_DOCUMENT SECTION:_
'''

Other hospitals and hospital chains that have received money from the hospital bailout fund and have histories of working with McKinsey include North Carolina-based Novant Health, which paid $11 million in fees to McKinsey in 2016 and has also done work with the firm in the last two years, according to a spokesperson; Virginia-based Sentara Healthcare, which spent $1.9 million retaining services from McKinsey in 2016; the New York City-based Hospital for Special Surgery, which paid McKinsey $3.2 million in 2016; for-profit Tenet Healthcare, which worked with McKinsey, according to a 2017 personal financial disclosure form of Trump administration official Gurjeet Singh Guram; and Highmark Health, which paid $17 million to McKinsey in 2015 – making McKinsey the hospital’s biggest outside contractor that year.

HHS declined to share the full contract with McKinsey & Company with POLITICO. Bid language from the department indicates McKinsey will be charged in helping the department “implement, manage and monitor the [Provider Relief Fund] payments” and help establish “the internal controls, audit strategies, and other policies and procedures” affiliated with the funds. An HHS spokesperson said that McKinsey is providing “project management; program integrity, monitoring and risk management support; strategic outreach and stakeholder engagement/information management; reporting and data analytics support; and staffing and organizational structure.”

'''

Saved data entries
'''

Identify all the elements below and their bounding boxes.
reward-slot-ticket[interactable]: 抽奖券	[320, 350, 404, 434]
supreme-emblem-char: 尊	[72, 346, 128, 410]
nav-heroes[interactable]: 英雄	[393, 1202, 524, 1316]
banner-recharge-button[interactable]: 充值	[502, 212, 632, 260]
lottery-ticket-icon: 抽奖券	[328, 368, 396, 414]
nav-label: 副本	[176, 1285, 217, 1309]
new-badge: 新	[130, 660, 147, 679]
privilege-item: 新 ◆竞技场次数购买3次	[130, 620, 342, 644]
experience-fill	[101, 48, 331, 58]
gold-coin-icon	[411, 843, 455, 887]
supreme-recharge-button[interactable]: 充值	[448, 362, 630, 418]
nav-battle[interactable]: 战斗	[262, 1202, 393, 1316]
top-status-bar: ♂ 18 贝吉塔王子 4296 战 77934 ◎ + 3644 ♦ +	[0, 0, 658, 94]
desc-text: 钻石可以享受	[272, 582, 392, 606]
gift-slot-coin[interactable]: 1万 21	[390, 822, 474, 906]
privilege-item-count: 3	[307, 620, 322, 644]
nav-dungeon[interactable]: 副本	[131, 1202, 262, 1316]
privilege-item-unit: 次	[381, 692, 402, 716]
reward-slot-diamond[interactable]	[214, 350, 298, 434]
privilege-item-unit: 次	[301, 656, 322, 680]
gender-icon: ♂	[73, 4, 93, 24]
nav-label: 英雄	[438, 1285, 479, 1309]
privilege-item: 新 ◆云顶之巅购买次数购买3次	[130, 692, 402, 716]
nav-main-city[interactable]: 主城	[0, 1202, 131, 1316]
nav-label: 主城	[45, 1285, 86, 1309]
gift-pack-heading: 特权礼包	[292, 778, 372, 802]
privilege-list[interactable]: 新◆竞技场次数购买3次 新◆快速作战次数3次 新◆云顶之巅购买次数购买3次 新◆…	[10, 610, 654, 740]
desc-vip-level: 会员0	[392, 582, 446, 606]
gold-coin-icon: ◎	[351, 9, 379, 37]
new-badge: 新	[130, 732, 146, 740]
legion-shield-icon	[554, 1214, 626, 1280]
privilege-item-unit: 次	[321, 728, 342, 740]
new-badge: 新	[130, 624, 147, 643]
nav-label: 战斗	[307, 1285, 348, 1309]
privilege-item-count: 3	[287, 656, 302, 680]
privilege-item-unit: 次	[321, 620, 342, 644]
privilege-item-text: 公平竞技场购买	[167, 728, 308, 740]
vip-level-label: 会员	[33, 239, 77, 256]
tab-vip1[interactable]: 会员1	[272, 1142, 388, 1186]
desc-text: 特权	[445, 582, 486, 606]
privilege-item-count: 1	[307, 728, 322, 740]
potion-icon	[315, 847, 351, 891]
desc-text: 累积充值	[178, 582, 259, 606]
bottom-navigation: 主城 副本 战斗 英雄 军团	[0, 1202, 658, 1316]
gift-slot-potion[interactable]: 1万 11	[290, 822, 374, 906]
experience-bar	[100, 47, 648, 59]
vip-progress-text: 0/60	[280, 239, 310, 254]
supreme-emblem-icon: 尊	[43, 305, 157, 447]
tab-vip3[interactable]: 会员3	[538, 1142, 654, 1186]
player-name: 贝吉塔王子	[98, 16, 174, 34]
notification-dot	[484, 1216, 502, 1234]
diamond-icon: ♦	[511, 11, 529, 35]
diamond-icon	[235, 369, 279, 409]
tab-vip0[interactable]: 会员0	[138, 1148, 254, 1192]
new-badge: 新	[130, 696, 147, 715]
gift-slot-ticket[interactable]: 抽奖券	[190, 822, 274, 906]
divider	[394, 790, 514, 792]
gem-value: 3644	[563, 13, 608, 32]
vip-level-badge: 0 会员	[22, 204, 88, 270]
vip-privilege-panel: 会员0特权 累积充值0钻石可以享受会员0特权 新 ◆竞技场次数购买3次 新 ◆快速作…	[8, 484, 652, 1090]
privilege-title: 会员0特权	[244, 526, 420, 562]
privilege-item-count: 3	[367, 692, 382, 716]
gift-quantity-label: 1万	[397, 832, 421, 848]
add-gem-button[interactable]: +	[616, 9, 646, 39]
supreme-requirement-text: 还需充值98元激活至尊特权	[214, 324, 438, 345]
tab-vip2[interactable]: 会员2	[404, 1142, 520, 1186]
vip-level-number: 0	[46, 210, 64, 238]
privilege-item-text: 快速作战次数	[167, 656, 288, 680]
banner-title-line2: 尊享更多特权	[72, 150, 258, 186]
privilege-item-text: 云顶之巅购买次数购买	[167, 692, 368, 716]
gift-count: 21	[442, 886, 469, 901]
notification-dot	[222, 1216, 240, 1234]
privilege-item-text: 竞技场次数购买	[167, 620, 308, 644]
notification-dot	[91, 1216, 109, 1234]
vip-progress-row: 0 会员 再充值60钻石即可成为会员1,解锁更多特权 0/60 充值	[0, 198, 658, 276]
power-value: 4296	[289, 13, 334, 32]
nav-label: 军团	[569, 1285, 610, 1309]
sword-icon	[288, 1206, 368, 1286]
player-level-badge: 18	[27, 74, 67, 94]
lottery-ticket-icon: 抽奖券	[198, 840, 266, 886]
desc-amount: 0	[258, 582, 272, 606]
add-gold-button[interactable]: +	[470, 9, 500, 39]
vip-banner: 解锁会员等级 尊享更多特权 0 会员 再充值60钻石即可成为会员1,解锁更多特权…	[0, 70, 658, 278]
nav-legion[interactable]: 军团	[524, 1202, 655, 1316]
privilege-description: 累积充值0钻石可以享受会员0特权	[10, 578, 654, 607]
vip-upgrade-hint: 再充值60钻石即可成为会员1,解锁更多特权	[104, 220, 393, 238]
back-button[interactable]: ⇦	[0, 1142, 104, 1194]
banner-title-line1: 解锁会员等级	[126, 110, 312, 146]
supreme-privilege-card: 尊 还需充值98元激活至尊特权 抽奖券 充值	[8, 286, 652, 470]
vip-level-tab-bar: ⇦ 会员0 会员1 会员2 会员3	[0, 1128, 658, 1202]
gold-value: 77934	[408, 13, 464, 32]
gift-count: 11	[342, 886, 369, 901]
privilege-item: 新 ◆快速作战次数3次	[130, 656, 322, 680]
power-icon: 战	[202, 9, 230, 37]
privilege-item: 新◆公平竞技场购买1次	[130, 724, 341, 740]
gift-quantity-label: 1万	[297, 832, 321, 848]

'''

_ACTIVITY 1:_ According to the McKinsey passage, how much did Highmark Health pay McKinsey in 2015?
_ACTIVITY 2:_ Return the part of the McKinsey passage from "Other hospitals and" to "contractor that year.", word for word.

_TASK ANSWER 1:_ $17 million.

_TASK ANSWER 2:_
Other hospitals and hospital chains that have received money from the hospital bailout fund and have histories of working with McKinsey include North Carolina-based Novant Health, which paid $11 million in fees to McKinsey in 2016 and has also done work with the firm in the last two years, according to a spokesperson; Virginia-based Sentara Healthcare, which spent $1.9 million retaining services from McKinsey in 2016; the New York City-based Hospital for Special Surgery, which paid McKinsey $3.2 million in 2016; for-profit Tenet Healthcare, which worked with McKinsey, according to a 2017 personal financial disclosure form of Trump administration official Gurjeet Singh Guram; and Highmark Health, which paid $17 million to McKinsey in 2015 – making McKinsey the hospital’s biggest outside contractor that year.